+++ Record list

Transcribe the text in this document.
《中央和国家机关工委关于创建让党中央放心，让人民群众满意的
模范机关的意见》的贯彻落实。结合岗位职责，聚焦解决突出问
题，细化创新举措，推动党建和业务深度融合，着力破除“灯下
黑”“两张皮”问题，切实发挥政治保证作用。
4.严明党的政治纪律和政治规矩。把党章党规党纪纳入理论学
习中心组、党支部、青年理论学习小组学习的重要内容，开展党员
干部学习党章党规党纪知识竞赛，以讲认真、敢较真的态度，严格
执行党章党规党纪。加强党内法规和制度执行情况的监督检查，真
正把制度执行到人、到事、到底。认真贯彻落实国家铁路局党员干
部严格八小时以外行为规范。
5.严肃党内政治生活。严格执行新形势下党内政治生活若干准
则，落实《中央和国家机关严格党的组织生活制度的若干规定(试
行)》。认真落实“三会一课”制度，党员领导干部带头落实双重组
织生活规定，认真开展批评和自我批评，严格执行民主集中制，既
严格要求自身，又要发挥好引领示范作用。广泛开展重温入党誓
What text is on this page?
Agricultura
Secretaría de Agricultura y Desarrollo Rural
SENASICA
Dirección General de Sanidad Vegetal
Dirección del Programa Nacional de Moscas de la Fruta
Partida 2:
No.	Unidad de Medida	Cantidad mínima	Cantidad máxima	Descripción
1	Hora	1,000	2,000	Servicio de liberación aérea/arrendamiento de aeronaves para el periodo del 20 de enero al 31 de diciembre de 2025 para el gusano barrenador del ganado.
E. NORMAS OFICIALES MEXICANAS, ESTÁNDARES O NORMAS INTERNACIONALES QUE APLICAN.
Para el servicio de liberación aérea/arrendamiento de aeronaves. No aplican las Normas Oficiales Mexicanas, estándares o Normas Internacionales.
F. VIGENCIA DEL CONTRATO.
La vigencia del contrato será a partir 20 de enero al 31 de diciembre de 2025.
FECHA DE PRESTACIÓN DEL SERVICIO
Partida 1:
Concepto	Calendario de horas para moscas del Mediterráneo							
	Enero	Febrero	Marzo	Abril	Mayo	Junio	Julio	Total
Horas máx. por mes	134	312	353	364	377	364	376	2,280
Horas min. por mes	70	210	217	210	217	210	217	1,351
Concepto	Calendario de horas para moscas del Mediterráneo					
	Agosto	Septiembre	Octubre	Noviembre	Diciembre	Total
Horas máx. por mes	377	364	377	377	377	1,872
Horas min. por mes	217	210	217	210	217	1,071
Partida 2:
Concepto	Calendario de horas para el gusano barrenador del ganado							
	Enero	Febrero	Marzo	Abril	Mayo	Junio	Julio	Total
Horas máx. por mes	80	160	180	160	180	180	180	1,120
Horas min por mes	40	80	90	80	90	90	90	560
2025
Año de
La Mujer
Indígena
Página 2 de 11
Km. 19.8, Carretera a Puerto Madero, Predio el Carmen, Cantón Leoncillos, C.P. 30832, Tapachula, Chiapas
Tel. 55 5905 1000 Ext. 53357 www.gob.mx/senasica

++++++

[What you have to do]
Each line of the listing above should be output exactly.

[Response to this exercise]
Transcribe the text in this document.
《中央和国家机关工委关于创建让党中央放心，让人民群众满意的
模范机关的意见》的贯彻落实。结合岗位职责，聚焦解决突出问
题，细化创新举措，推动党建和业务深度融合，着力破除“灯下
黑”“两张皮”问题，切实发挥政治保证作用。
4.严明党的政治纪律和政治规矩。把党章党规党纪纳入理论学
习中心组、党支部、青年理论学习小组学习的重要内容，开展党员
干部学习党章党规党纪知识竞赛，以讲认真、敢较真的态度，严格
执行党章党规党纪。加强党内法规和制度执行情况的监督检查，真
正把制度执行到人、到事、到底。认真贯彻落实国家铁路局党员干
部严格八小时以外行为规范。
5.严肃党内政治生活。严格执行新形势下党内政治生活若干准
则，落实《中央和国家机关严格党的组织生活制度的若干规定(试
行)》。认真落实“三会一课”制度，党员领导干部带头落实双重组
织生活规定，认真开展批评和自我批评，严格执行民主集中制，既
严格要求自身，又要发挥好引领示范作用。广泛开展重温入党誓
What text is on this page?
Agricultura
Secretaría de Agricultura y Desarrollo Rural
SENASICA
Dirección General de Sanidad Vegetal
Dirección del Programa Nacional de Moscas de la Fruta
Partida 2:
No.	Unidad de Medida	Cantidad mínima	Cantidad máxima	Descripción
1	Hora	1,000	2,000	Servicio de liberación aérea/arrendamiento de aeronaves para el periodo del 20 de enero al 31 de diciembre de 2025 para el gusano barrenador del ganado.
E. NORMAS OFICIALES MEXICANAS, ESTÁNDARES O NORMAS INTERNACIONALES QUE APLICAN.
Para el servicio de liberación aérea/arrendamiento de aeronaves. No aplican las Normas Oficiales Mexicanas, estándares o Normas Internacionales.
F. VIGENCIA DEL CONTRATO.
La vigencia del contrato será a partir 20 de enero al 31 de diciembre de 2025.
FECHA DE PRESTACIÓN DEL SERVICIO
Partida 1:
Concepto	Calendario de horas para moscas del Mediterráneo							
	Enero	Febrero	Marzo	Abril	Mayo	Junio	Julio	Total
Horas máx. por mes	134	312	353	364	377	364	376	2,280
Horas min. por mes	70	210	217	210	217	210	217	1,351
Concepto	Calendario de horas para moscas del Mediterráneo					
	Agosto	Septiembre	Octubre	Noviembre	Diciembre	Total
Horas máx. por mes	377	364	377	377	377	1,872
Horas min. por mes	217	210	217	210	217	1,071
Partida 2:
Concepto	Calendario de horas para el gusano barrenador del ganado							
	Enero	Febrero	Marzo	Abril	Mayo	Junio	Julio	Total
Horas máx. por mes	80	160	180	160	180	180	180	1,120
Horas min por mes	40	80	90	80	90	90	90	560
2025
Año de
La Mujer
Indígena
Página 2 de 11
Km. 19.8, Carretera a Puerto Madero, Predio el Carmen, Cantón Leoncillos, C.P. 30832, Tapachula, Chiapas
Tel. 55 5905 1000 Ext. 53357 www.gob.mx/senasica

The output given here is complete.